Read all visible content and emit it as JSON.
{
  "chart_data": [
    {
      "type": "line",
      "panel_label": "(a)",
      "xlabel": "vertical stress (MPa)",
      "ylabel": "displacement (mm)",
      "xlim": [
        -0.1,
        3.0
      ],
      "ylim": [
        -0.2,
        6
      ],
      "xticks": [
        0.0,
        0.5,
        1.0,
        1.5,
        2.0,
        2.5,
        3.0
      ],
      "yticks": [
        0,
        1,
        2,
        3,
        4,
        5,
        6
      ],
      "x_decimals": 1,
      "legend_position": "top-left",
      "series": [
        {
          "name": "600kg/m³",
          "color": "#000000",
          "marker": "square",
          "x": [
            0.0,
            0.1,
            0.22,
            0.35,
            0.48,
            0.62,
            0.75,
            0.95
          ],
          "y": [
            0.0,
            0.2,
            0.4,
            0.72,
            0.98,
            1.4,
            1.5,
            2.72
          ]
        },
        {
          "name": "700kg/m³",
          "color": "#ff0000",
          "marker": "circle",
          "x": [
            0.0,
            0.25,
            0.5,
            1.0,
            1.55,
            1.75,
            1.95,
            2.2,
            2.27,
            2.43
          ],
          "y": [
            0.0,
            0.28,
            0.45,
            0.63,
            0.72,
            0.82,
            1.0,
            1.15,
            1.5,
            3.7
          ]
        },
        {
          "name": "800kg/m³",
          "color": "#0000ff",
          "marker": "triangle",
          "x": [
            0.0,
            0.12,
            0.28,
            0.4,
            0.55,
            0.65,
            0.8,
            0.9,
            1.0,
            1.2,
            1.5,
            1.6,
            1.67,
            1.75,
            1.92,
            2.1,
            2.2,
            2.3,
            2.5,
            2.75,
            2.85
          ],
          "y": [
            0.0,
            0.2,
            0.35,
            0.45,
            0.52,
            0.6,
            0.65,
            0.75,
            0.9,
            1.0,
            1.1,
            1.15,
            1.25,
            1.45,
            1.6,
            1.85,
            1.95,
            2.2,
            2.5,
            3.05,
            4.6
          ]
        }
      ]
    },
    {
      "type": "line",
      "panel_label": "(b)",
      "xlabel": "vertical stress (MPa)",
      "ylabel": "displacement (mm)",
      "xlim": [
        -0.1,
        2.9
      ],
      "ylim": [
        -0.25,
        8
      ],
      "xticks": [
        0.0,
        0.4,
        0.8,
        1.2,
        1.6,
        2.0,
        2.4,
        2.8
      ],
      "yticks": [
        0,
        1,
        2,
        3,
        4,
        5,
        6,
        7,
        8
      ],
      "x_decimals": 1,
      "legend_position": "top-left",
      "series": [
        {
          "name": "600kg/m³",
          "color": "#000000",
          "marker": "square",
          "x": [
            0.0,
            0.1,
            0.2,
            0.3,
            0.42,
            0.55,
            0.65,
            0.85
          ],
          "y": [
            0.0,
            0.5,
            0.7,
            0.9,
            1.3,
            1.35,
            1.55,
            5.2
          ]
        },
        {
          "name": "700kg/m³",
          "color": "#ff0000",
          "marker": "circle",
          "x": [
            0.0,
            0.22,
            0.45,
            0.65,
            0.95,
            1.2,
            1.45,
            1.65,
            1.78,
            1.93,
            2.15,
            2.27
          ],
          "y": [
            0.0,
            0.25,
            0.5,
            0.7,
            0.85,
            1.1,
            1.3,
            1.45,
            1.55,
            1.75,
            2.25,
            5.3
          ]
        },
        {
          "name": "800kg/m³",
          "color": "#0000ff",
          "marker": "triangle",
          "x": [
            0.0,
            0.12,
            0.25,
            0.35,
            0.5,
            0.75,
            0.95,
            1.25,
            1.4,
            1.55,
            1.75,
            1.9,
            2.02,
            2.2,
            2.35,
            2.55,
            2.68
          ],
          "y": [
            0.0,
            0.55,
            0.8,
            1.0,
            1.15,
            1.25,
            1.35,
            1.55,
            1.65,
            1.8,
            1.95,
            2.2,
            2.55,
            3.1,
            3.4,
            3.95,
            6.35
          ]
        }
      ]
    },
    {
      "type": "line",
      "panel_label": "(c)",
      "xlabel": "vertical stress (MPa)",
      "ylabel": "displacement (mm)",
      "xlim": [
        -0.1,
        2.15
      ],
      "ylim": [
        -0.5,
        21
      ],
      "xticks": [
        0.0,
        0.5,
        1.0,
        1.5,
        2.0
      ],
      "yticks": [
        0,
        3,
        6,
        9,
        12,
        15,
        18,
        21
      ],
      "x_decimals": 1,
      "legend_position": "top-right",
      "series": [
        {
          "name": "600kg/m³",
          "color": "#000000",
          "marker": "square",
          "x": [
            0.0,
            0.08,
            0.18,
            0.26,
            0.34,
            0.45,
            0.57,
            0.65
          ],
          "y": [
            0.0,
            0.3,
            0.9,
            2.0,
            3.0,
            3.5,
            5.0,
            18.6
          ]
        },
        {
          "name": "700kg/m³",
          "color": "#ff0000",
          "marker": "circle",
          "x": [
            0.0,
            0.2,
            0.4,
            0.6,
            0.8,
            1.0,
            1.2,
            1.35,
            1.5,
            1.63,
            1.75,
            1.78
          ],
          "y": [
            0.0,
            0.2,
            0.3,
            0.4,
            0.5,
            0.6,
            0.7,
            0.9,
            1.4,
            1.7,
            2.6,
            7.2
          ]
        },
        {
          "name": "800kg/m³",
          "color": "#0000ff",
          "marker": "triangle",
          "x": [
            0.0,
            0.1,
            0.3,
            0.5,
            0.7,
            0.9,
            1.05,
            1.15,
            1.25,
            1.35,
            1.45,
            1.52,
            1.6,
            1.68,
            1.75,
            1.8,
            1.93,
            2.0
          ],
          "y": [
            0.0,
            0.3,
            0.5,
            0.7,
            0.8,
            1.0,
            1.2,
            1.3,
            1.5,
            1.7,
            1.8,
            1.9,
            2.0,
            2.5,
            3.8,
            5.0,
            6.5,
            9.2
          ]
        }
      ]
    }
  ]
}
##########
> [Task details]
Copy every line exactly. Leave nothing out.

> [Output]
Read all visible content and emit it as JSON.
{
  "chart_data": [
    {
      "type": "line",
      "panel_label": "(a)",
      "xlabel": "vertical stress (MPa)",
      "ylabel": "displacement (mm)",
      "xlim": [
        -0.1,
        3.0
      ],
      "ylim": [
        -0.2,
        6
      ],
      "xticks": [
        0.0,
        0.5,
        1.0,
        1.5,
        2.0,
        2.5,
        3.0
      ],
      "yticks": [
        0,
        1,
        2,
        3,
        4,
        5,
        6
      ],
      "x_decimals": 1,
      "legend_position": "top-left",
      "series": [
        {
          "name": "600kg/m³",
          "color": "#000000",
          "marker": "square",
          "x": [
            0.0,
            0.1,
            0.22,
            0.35,
            0.48,
            0.62,
            0.75,
            0.95
          ],
          "y": [
            0.0,
            0.2,
            0.4,
            0.72,
            0.98,
            1.4,
            1.5,
            2.72
          ]
        },
        {
          "name": "700kg/m³",
          "color": "#ff0000",
          "marker": "circle",
          "x": [
            0.0,
            0.25,
            0.5,
            1.0,
            1.55,
            1.75,
            1.95,
            2.2,
            2.27,
            2.43
          ],
          "y": [
            0.0,
            0.28,
            0.45,
            0.63,
            0.72,
            0.82,
            1.0,
            1.15,
            1.5,
            3.7
          ]
        },
        {
          "name": "800kg/m³",
          "color": "#0000ff",
          "marker": "triangle",
          "x": [
            0.0,
            0.12,
            0.28,
            0.4,
            0.55,
            0.65,
            0.8,
            0.9,
            1.0,
            1.2,
            1.5,
            1.6,
            1.67,
            1.75,
            1.92,
            2.1,
            2.2,
            2.3,
            2.5,
            2.75,
            2.85
          ],
          "y": [
            0.0,
            0.2,
            0.35,
            0.45,
            0.52,
            0.6,
            0.65,
            0.75,
            0.9,
            1.0,
            1.1,
            1.15,
            1.25,
            1.45,
            1.6,
            1.85,
            1.95,
            2.2,
            2.5,
            3.05,
            4.6
          ]
        }
      ]
    },
    {
      "type": "line",
      "panel_label": "(b)",
      "xlabel": "vertical stress (MPa)",
      "ylabel": "displacement (mm)",
      "xlim": [
        -0.1,
        2.9
      ],
      "ylim": [
        -0.25,
        8
      ],
      "xticks": [
        0.0,
        0.4,
        0.8,
        1.2,
        1.6,
        2.0,
        2.4,
        2.8
      ],
      "yticks": [
        0,
        1,
        2,
        3,
        4,
        5,
        6,
        7,
        8
      ],
      "x_decimals": 1,
      "legend_position": "top-left",
      "series": [
        {
          "name": "600kg/m³",
          "color": "#000000",
          "marker": "square",
          "x": [
            0.0,
            0.1,
            0.2,
            0.3,
            0.42,
            0.55,
            0.65,
            0.85
          ],
          "y": [
            0.0,
            0.5,
            0.7,
            0.9,
            1.3,
            1.35,
            1.55,
            5.2
          ]
        },
        {
          "name": "700kg/m³",
          "color": "#ff0000",
          "marker": "circle",
          "x": [
            0.0,
            0.22,
            0.45,
            0.65,
            0.95,
            1.2,
            1.45,
            1.65,
            1.78,
            1.93,
            2.15,
            2.27
          ],
          "y": [
            0.0,
            0.25,
            0.5,
            0.7,
            0.85,
            1.1,
            1.3,
            1.45,
            1.55,
            1.75,
            2.25,
            5.3
          ]
        },
        {
          "name": "800kg/m³",
          "color": "#0000ff",
          "marker": "triangle",
          "x": [
            0.0,
            0.12,
            0.25,
            0.35,
            0.5,
            0.75,
            0.95,
            1.25,
            1.4,
            1.55,
            1.75,
            1.9,
            2.02,
            2.2,
            2.35,
            2.55,
            2.68
          ],
          "y": [
            0.0,
            0.55,
            0.8,
            1.0,
            1.15,
            1.25,
            1.35,
            1.55,
            1.65,
            1.8,
            1.95,
            2.2,
            2.55,
            3.1,
            3.4,
            3.95,
            6.35
          ]
        }
      ]
    },
    {
      "type": "line",
      "panel_label": "(c)",
      "xlabel": "vertical stress (MPa)",
      "ylabel": "displacement (mm)",
      "xlim": [
        -0.1,
        2.15
      ],
      "ylim": [
        -0.5,
        21
      ],
      "xticks": [
        0.0,
        0.5,
        1.0,
        1.5,
        2.0
      ],
      "yticks": [
        0,
        3,
        6,
        9,
        12,
        15,
        18,
        21
      ],
      "x_decimals": 1,
      "legend_position": "top-right",
      "series": [
        {
          "name": "600kg/m³",
          "color": "#000000",
          "marker": "square",
          "x": [
            0.0,
            0.08,
            0.18,
            0.26,
            0.34,
            0.45,
            0.57,
            0.65
          ],
          "y": [
            0.0,
            0.3,
            0.9,
            2.0,
            3.0,
            3.5,
            5.0,
            18.6
          ]
        },
        {
          "name": "700kg/m³",
          "color": "#ff0000",
          "marker": "circle",
          "x": [
            0.0,
            0.2,
            0.4,
            0.6,
            0.8,
            1.0,
            1.2,
            1.35,
            1.5,
            1.63,
            1.75,
            1.78
          ],
          "y": [
            0.0,
            0.2,
            0.3,
            0.4,
            0.5,
            0.6,
            0.7,
            0.9,
            1.4,
            1.7,
            2.6,
            7.2
          ]
        },
        {
          "name": "800kg/m³",
          "color": "#0000ff",
          "marker": "triangle",
          "x": [
            0.0,
            0.1,
            0.3,
            0.5,
            0.7,
            0.9,
            1.05,
            1.15,
            1.25,
            1.35,
            1.45,
            1.52,
            1.6,
            1.68,
            1.75,
            1.8,
            1.93,
            2.0
          ],
          "y": [
            0.0,
            0.3,
            0.5,
            0.7,
            0.8,
            1.0,
            1.2,
            1.3,
            1.5,
            1.7,
            1.8,
            1.9,
            2.0,
            2.5,
            3.8,
            5.0,
            6.5,
            9.2
          ]
        }
      ]
    }
  ]
}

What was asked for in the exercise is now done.